SUPPLIED PASSAGE:
____

Source code for ding.reward_model.icm_reward_model
from typing import Union, Tuple, List, Dict
from easydict import EasyDict
import random
import torch
import torch.nn as nn
import torch.optim as optim
from ding.utils import SequenceType, REWARD_MODEL_REGISTRY
from ding.model import FCEncoder, ConvEncoder
from ding.torch_utils import one_hot
from .base_reward_model import BaseRewardModel
def collect_states(iterator: list) -> Tuple[list, list, list]:
states = []
next_states = []
actions = []
for item in iterator:
state = item['obs']
next_state = item['next_obs']
action = item['action']
states.append(state)
next_states.append(next_state)
actions.append(action)
return states, next_states, actions
class ICMNetwork(nn.Module):
"""
Intrinsic Curiosity Model (ICM Module)
Implementation of:
[1] Curiosity-driven Exploration by Self-supervised Prediction
Pathak, Agrawal, Efros, and Darrell - UC Berkeley - ICML 2017.
https://arxiv.org/pdf/1705.05363.pdf
[2] Code implementation reference:
https://github.com/pathak22/noreward-rl
https://github.com/jcwleo/curiosity-driven-exploration-pytorch
1) Embedding observations into a latent space
2) Predicting the action logit given two consecutive embedded observations
3) Predicting the next embedded obs, given the embeded former observation and action
"""
def __init__(self, obs_shape: Union[int, SequenceType], hidden_size_list: SequenceType, action_shape: int) -> None:
super(ICMNetwork, self).__init__()

____

ENTRIES:
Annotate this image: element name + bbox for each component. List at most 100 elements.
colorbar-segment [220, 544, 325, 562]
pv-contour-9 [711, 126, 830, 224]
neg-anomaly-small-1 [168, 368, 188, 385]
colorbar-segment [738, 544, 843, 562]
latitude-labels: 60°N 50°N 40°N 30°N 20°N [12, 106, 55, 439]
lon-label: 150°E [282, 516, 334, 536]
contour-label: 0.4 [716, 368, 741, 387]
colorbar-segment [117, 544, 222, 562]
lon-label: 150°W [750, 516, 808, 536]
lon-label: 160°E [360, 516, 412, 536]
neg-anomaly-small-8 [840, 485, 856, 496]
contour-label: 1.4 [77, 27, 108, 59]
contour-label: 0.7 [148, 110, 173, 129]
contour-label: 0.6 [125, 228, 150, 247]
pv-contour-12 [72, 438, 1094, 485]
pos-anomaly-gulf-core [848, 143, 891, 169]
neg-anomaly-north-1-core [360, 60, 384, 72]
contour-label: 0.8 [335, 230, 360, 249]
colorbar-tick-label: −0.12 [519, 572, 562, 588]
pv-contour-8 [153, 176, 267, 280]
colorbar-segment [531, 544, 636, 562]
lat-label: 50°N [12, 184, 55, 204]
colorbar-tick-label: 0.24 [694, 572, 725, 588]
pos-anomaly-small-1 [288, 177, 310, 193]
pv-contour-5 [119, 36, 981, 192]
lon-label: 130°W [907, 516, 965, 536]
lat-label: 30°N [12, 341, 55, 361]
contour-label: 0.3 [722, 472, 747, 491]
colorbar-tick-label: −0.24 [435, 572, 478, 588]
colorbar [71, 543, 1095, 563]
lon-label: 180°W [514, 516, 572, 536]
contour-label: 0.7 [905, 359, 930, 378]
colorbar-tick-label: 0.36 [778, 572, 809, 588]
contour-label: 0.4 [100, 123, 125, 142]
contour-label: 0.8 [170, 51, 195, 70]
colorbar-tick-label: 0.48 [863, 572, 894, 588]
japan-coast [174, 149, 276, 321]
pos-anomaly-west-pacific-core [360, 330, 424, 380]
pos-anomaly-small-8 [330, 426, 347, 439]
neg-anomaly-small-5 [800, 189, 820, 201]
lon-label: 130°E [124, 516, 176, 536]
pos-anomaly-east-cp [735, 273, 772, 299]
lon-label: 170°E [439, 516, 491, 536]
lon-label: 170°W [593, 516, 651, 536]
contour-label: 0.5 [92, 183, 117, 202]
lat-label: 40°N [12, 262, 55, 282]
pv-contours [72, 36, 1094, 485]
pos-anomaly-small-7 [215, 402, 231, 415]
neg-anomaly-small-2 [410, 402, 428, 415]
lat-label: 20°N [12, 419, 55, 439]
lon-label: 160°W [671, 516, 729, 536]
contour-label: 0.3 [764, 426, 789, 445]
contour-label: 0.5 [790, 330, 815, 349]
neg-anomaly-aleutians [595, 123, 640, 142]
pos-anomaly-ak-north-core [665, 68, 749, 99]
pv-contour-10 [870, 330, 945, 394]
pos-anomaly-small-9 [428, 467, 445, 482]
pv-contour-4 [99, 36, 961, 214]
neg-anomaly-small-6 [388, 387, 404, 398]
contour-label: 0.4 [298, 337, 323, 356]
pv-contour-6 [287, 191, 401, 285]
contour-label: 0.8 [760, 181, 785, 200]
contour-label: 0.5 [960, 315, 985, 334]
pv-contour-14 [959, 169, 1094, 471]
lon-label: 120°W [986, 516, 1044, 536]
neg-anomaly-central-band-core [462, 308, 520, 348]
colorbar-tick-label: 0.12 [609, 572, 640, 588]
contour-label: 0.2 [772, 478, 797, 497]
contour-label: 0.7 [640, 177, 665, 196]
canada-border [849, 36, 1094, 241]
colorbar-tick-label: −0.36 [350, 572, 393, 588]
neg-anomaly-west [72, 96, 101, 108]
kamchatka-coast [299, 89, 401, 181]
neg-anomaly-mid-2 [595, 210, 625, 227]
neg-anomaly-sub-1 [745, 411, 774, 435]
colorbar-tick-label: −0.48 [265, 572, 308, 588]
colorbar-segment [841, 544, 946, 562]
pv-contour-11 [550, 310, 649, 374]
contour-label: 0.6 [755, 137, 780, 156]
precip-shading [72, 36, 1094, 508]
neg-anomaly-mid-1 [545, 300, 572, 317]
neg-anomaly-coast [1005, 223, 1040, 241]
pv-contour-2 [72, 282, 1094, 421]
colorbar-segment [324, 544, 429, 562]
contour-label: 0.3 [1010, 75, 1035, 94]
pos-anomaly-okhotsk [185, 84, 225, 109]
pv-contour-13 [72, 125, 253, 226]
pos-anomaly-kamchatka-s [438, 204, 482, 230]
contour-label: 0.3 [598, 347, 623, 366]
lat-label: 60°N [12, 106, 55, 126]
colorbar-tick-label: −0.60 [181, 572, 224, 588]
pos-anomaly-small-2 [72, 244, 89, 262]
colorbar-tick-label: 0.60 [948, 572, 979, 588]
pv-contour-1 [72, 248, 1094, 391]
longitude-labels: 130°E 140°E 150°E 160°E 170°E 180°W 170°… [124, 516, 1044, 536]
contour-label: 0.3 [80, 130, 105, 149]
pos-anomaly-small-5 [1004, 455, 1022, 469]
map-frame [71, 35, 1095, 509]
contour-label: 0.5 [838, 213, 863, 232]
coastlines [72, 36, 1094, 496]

____

AIM:
Answer these about the ICM reward model source code:
(a) Which module are FCEncoder and ConvEncoder imported from?
(b) At which conference and in which year did the cited curiosity-driven exploration paper appear?
(c) According to the class docstring, what does the second listed step predict, and from what input?

EXERCISE RESULT:
(a) ding.model
(b) ICML 2017
(c) It predicts the action logit from two consecutive embedded observations.